Source passage:

Start of Block

This monument is scheduled under the Ancient Monuments and Archaeological Areas Act 1979 as amended as it appears to the Secretary of State to be of national importance. This entry is a copy, the original is held by the Department for Culture, Media and Sport.

Name: The Cat's Coffin World War II pillbox, Old Town, St Mary's

List entry Number: 1016514

Location

The monument may lie within the boundary of more than one authority.

County:

District: Isles of Scilly

District Type: Unitary Authority

Parish: St. Mary's

National Park: Not applicable to this List entry.

Grade: Not applicable to this List entry.

Date first scheduled: 02-Jul-1999

Date of most recent amendment: Not applicable to this List entry.

Legacy System Information

The contents of this record have been generated from a legacy data system.

Legacy System: RSM

UID: 15531

Asset Groupings

This list entry does not comprise part of an Asset Grouping. Asset Groupings are not part of the official record but are added later for information.

List entry Description

Summary of Monument

Legacy Record - This information may be included in the List Entry Details.

End of Block

Apply what you read:
A. Decide whether each statement below agrees with the list entry, answering yes or no and quoting the deciding words of the list entry exactly: (i) The monument was first scheduled in 1999. (ii) The monument belongs to an Asset Grouping. (iii) The original entry is held by the Department for Culture, Media and Sport.
B. Output the portion of the list entry that begins at the words "This list entry does" and stops after the words "List Entry Details.", copied exactly.
The material placed after this point is drawn from a different source.

Entries provided:

Start of Block

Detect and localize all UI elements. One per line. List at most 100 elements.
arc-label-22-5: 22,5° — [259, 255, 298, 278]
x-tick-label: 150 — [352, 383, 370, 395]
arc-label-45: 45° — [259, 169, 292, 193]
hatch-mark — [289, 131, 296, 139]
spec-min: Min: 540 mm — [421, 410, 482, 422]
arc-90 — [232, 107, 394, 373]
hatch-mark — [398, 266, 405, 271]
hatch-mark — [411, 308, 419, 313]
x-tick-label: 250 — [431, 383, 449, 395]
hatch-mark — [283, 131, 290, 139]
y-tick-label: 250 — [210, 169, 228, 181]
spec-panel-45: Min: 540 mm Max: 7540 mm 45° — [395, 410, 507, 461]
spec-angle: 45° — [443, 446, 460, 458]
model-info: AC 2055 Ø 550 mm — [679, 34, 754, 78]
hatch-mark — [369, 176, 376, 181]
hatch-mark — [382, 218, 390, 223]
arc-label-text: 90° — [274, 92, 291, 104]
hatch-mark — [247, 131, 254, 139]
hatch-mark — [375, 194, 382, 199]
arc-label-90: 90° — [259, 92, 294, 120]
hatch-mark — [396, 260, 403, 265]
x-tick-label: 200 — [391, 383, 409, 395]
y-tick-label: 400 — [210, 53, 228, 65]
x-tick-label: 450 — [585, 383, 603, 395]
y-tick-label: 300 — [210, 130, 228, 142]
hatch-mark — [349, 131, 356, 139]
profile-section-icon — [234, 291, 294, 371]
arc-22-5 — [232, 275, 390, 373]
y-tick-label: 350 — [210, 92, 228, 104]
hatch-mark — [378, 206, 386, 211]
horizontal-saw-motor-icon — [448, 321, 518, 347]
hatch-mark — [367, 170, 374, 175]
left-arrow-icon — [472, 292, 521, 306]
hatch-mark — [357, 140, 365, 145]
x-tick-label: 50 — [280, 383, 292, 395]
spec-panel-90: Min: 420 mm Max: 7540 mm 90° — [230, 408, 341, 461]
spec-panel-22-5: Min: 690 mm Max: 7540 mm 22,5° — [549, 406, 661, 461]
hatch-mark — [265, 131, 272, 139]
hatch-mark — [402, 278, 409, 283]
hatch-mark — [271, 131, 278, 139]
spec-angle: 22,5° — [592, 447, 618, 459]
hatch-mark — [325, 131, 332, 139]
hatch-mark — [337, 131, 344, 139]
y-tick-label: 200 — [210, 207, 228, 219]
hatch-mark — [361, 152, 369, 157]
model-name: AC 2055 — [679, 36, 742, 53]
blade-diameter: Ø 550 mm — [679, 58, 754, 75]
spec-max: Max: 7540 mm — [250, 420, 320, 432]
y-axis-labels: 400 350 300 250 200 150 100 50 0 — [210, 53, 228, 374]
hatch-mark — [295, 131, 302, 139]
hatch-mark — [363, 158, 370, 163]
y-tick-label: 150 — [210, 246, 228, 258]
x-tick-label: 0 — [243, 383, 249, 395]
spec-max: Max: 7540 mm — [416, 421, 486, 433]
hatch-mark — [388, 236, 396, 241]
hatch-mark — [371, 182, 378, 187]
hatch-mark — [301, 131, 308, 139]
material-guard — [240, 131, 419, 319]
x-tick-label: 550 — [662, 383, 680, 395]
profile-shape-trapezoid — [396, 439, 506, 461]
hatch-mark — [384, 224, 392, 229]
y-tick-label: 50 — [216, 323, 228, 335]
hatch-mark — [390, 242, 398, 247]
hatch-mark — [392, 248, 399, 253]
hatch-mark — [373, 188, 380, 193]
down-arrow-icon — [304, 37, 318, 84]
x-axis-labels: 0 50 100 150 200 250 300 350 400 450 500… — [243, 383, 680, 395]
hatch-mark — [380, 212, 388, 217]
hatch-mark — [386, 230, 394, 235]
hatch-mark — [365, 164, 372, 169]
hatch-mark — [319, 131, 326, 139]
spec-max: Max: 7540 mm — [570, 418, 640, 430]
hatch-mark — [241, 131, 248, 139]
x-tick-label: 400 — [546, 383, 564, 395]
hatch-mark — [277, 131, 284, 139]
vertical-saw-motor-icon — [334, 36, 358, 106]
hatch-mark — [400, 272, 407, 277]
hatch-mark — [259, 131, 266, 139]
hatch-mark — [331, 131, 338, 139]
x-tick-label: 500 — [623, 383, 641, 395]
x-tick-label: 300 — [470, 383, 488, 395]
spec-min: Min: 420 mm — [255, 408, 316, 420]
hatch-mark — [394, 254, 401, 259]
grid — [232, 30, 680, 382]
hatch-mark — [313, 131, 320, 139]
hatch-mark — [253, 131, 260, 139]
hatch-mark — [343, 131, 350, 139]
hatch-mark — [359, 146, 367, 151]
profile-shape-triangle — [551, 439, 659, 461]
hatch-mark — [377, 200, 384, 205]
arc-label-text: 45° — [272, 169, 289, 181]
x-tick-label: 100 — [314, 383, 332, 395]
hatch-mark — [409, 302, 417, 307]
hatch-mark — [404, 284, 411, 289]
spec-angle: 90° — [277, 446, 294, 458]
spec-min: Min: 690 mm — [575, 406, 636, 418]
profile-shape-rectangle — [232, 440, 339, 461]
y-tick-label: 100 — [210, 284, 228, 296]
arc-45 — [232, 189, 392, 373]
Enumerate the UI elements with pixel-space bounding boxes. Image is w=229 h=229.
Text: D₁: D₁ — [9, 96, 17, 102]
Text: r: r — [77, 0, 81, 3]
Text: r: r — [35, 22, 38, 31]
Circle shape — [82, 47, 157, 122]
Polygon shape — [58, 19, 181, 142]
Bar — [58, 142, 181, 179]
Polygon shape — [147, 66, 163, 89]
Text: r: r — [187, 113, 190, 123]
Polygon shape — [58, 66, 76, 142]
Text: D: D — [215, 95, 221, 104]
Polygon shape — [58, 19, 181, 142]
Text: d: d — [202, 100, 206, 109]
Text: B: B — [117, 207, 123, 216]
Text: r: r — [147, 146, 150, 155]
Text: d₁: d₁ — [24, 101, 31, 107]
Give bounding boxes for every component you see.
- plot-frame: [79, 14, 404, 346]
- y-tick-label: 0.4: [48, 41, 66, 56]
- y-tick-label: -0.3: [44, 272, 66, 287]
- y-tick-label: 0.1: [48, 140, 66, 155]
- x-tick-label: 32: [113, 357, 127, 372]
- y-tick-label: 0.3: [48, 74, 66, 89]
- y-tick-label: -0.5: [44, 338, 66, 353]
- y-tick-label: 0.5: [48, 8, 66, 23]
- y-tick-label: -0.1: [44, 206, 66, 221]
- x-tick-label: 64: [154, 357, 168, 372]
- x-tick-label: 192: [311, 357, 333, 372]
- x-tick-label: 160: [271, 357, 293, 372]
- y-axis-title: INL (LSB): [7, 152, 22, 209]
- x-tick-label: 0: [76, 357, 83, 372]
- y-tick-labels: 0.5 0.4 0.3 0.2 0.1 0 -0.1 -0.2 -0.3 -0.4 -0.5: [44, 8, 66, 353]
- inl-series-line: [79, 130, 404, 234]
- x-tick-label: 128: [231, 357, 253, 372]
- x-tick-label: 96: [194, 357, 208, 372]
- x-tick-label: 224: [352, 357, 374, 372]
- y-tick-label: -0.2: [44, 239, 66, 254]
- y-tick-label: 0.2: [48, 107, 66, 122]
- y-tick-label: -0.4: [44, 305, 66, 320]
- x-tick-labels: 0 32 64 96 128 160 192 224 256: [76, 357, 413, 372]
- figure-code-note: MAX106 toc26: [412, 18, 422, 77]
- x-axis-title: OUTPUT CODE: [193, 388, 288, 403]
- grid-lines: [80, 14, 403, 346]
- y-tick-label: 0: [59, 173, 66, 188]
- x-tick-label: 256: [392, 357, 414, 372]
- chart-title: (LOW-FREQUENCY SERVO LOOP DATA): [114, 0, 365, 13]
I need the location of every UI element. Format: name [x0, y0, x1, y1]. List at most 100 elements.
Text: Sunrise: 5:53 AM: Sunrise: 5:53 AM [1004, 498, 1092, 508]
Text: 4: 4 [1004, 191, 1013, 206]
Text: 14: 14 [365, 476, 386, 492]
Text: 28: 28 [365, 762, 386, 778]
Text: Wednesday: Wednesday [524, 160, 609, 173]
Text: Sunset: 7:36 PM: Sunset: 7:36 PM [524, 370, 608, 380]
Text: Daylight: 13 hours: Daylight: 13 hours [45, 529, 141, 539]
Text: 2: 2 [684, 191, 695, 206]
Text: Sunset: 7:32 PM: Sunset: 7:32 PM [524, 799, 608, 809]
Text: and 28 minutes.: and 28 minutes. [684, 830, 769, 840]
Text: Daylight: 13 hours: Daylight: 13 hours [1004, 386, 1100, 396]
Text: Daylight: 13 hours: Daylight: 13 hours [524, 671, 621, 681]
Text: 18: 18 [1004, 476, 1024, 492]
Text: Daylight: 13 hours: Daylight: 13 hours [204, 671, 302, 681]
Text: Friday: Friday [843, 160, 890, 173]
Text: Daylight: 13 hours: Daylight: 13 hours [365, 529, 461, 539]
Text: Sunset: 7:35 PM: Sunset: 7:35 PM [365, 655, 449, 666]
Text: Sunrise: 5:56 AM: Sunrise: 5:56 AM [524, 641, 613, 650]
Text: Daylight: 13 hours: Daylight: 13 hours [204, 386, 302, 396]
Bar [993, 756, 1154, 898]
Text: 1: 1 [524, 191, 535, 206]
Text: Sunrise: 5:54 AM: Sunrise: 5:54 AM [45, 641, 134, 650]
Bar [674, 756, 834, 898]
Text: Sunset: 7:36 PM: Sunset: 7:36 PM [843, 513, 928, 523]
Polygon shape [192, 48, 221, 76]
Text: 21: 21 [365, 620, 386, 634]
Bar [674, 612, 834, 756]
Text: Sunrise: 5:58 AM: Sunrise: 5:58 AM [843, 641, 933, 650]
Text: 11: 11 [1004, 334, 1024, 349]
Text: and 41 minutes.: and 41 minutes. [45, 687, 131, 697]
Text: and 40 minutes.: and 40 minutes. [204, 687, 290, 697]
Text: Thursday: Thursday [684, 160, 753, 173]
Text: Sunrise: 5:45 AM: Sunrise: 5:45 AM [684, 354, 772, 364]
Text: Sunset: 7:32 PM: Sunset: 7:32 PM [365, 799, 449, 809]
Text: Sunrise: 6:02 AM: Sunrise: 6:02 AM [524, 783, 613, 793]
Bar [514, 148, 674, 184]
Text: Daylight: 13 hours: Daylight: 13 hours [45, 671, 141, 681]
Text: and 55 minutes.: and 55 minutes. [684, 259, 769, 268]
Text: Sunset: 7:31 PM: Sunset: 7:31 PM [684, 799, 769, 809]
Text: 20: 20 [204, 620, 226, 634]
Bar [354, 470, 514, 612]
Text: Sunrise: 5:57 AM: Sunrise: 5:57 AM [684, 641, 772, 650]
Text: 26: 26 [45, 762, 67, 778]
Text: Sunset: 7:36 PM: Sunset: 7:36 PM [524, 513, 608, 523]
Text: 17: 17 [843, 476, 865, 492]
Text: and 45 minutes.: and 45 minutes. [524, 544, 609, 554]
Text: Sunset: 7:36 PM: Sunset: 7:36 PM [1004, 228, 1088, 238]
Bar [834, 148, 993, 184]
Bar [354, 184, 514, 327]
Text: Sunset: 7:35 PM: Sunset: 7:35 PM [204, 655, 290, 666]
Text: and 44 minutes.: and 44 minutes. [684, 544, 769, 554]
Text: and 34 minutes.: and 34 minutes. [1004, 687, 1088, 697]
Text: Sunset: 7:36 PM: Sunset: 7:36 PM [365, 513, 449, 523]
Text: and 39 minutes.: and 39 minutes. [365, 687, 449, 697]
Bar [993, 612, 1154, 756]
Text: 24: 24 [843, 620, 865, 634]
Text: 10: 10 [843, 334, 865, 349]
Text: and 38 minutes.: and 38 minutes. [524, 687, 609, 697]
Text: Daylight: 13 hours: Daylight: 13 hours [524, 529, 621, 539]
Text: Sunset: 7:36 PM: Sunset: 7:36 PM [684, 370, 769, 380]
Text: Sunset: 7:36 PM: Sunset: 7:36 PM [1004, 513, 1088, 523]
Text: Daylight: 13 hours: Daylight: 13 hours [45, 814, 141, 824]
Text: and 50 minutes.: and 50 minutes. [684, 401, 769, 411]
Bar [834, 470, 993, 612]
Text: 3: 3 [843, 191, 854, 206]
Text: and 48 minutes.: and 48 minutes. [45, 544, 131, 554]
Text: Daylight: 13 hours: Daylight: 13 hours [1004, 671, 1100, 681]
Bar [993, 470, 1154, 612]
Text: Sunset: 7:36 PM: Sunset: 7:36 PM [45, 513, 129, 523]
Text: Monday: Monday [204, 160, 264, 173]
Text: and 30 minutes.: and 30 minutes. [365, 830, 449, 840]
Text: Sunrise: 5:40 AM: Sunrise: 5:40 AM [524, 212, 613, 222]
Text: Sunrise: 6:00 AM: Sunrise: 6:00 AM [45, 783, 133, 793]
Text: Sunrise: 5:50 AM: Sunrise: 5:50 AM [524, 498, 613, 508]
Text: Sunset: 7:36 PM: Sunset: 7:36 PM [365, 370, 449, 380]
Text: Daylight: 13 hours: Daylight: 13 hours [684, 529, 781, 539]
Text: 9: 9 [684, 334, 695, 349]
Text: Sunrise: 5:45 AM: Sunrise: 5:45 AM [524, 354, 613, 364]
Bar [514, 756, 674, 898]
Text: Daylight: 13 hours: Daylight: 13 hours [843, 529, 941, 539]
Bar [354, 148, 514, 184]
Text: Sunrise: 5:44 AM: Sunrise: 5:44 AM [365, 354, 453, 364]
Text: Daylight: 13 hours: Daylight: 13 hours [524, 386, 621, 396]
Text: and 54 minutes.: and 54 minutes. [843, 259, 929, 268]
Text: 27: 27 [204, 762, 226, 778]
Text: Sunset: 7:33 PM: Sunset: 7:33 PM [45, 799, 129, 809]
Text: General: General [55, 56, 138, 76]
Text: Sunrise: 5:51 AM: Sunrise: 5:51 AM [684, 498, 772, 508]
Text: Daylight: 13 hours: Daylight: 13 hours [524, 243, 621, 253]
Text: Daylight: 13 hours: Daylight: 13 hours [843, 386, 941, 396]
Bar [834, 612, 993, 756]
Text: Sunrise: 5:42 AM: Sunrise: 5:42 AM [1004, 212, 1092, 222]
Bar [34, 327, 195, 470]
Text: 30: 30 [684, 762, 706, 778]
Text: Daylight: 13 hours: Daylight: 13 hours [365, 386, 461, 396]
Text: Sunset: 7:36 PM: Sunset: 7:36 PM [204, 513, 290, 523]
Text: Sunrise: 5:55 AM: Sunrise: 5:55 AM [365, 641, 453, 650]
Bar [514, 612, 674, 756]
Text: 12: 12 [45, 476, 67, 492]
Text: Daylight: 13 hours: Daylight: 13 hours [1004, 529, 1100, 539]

End of Block

Exercise answers:
A.
(i) Yes: "Date first scheduled: 02-Jul-1999"
(ii) No: "This list entry does not comprise part of an Asset Grouping."
(iii) Yes: "the original is held by the Department for Culture, Media and Sport"

B.
This list entry does not comprise part of an Asset Grouping. Asset Groupings are not part of the official record but are added later for information.

List entry Description

Summary of Monument

Legacy Record - This information may be included in the List Entry Details.